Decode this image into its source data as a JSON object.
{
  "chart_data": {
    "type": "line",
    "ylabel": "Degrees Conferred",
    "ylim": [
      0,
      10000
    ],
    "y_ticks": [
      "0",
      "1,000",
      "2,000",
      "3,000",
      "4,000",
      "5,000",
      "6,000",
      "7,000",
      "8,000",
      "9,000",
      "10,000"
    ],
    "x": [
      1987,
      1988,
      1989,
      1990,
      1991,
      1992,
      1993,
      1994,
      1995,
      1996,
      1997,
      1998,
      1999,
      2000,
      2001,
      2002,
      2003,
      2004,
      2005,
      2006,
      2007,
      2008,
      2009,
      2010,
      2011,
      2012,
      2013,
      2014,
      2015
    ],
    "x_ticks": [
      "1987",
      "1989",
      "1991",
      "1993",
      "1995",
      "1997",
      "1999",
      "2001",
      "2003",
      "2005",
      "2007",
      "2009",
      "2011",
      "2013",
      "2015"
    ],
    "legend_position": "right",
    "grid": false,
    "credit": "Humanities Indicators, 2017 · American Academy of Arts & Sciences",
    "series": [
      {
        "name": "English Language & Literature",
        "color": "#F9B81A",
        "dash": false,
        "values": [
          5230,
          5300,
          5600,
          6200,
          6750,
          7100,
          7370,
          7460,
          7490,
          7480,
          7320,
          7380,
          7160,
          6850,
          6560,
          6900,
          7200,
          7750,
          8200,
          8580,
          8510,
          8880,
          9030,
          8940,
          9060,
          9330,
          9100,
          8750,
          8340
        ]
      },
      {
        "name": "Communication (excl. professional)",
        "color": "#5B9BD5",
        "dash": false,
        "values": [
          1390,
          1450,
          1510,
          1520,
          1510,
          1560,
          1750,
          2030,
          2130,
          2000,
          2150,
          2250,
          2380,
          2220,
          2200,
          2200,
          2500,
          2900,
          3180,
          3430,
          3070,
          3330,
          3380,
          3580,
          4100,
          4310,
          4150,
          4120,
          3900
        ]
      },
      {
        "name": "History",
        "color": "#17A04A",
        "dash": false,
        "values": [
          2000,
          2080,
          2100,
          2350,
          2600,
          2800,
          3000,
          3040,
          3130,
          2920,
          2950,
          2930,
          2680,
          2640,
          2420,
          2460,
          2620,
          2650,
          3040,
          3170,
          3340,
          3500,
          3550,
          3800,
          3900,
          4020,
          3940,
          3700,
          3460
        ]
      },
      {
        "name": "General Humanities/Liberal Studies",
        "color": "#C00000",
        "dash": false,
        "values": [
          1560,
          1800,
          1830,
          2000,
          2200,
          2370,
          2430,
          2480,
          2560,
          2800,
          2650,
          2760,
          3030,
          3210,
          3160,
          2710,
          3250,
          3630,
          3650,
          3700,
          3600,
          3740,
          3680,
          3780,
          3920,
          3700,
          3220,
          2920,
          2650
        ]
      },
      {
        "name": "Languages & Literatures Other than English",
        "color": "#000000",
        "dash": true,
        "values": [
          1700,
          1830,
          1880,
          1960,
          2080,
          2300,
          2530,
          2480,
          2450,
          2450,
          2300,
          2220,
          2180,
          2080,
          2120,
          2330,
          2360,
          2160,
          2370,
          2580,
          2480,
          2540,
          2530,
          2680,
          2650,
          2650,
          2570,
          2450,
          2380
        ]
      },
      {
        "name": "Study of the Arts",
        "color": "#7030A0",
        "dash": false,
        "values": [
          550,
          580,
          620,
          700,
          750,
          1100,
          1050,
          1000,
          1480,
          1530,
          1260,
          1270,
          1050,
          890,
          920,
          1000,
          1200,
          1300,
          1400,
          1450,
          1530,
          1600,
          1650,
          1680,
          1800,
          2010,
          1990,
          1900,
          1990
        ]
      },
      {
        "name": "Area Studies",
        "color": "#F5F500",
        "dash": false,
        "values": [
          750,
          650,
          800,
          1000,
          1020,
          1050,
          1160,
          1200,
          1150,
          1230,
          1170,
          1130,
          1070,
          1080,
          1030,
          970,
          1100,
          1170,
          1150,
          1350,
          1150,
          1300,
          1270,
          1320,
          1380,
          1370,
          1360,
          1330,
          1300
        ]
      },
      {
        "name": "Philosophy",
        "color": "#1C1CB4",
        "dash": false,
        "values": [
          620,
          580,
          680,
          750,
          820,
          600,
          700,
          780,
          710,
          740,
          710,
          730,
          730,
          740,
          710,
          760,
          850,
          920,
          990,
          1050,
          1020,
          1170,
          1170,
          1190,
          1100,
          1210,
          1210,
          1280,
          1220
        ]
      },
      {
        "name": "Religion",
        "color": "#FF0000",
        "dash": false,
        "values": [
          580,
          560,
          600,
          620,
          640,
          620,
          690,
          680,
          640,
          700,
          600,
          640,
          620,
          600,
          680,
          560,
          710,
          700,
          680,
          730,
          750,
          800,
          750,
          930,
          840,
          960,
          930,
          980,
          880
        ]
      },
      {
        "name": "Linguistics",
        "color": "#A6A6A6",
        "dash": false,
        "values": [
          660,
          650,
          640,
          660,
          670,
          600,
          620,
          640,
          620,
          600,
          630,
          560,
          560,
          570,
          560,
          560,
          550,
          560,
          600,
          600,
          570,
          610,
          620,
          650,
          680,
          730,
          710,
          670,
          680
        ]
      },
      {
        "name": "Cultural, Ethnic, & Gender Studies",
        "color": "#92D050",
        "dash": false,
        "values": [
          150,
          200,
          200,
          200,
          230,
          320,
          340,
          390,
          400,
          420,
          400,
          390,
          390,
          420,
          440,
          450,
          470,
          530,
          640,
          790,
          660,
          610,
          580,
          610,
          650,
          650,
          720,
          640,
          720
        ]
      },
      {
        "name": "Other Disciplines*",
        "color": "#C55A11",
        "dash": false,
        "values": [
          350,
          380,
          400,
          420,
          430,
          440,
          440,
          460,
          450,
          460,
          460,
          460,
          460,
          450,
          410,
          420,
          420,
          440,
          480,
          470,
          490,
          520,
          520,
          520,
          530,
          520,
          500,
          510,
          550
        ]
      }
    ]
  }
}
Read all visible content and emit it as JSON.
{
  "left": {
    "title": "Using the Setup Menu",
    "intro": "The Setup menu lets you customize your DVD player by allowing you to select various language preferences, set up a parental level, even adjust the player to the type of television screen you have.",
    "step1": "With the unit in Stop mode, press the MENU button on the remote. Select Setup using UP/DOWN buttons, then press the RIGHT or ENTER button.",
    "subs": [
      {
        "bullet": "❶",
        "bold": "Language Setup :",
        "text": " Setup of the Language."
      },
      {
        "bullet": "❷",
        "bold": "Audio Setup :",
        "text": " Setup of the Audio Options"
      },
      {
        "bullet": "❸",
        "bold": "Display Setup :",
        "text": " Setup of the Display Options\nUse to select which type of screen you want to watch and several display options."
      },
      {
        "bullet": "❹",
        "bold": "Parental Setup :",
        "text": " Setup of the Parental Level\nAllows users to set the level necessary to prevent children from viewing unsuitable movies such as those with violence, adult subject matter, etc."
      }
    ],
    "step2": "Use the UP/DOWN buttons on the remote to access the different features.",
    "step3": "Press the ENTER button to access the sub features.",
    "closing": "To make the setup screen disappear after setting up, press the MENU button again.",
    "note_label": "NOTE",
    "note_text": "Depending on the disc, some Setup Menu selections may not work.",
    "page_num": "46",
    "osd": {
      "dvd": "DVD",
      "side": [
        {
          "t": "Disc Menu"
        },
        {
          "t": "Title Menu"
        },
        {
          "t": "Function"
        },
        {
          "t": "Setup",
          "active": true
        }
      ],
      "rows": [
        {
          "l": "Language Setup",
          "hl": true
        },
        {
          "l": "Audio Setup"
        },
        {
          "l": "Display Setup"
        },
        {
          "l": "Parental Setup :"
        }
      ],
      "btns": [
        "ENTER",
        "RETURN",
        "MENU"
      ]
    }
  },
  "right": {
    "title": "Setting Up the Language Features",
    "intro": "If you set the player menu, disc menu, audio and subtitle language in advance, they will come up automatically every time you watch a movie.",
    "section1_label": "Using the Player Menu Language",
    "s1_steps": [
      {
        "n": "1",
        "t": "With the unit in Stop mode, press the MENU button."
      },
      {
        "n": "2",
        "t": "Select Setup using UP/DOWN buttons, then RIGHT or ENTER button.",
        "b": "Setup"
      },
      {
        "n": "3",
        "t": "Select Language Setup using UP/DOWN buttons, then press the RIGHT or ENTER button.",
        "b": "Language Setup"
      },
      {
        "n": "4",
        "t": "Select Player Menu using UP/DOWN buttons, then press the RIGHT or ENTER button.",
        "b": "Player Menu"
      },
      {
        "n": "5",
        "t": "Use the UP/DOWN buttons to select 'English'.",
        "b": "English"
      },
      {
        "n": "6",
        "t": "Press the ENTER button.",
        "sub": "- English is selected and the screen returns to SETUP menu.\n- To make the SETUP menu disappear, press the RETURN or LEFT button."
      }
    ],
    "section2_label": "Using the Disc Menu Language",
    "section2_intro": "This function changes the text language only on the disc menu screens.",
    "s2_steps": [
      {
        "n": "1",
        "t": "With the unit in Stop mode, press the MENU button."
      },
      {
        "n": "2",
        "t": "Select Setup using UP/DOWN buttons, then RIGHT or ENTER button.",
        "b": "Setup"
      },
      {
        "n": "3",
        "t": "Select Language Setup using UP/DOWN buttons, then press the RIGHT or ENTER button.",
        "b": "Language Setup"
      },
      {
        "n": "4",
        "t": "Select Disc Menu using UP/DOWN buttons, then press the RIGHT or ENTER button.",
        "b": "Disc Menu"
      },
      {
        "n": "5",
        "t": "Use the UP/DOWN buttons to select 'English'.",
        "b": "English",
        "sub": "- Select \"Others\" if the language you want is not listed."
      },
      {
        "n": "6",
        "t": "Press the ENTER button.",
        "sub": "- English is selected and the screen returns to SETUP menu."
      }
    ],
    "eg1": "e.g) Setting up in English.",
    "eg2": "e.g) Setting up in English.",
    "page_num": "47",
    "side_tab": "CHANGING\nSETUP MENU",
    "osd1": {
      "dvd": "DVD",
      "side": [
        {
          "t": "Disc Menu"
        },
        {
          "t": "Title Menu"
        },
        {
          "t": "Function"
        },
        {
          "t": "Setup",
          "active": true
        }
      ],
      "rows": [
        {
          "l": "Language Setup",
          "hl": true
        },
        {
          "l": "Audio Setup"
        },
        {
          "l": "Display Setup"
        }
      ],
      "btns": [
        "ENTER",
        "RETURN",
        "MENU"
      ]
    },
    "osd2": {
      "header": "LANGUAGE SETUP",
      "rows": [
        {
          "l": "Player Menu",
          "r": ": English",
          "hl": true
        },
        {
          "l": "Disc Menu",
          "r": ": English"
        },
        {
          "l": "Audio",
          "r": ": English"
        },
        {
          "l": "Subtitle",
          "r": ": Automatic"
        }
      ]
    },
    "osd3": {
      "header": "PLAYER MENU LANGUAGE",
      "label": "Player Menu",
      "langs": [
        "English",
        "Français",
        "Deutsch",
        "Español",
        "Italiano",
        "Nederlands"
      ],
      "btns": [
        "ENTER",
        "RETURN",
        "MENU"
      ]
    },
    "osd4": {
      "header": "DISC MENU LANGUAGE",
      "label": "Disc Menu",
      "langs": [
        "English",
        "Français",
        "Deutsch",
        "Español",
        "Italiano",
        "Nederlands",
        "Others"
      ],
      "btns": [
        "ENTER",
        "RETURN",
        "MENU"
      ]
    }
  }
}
++++++++++++++++++++
### TASK OBJECTIVE
Copy out every line in the entries above that holds "Studies".

### EXPECTED OUTPUT
        "name": "General Humanities/Liberal Studies",
        "name": "Area Studies",
        "name": "Cultural, Ethnic, & Gender Studies",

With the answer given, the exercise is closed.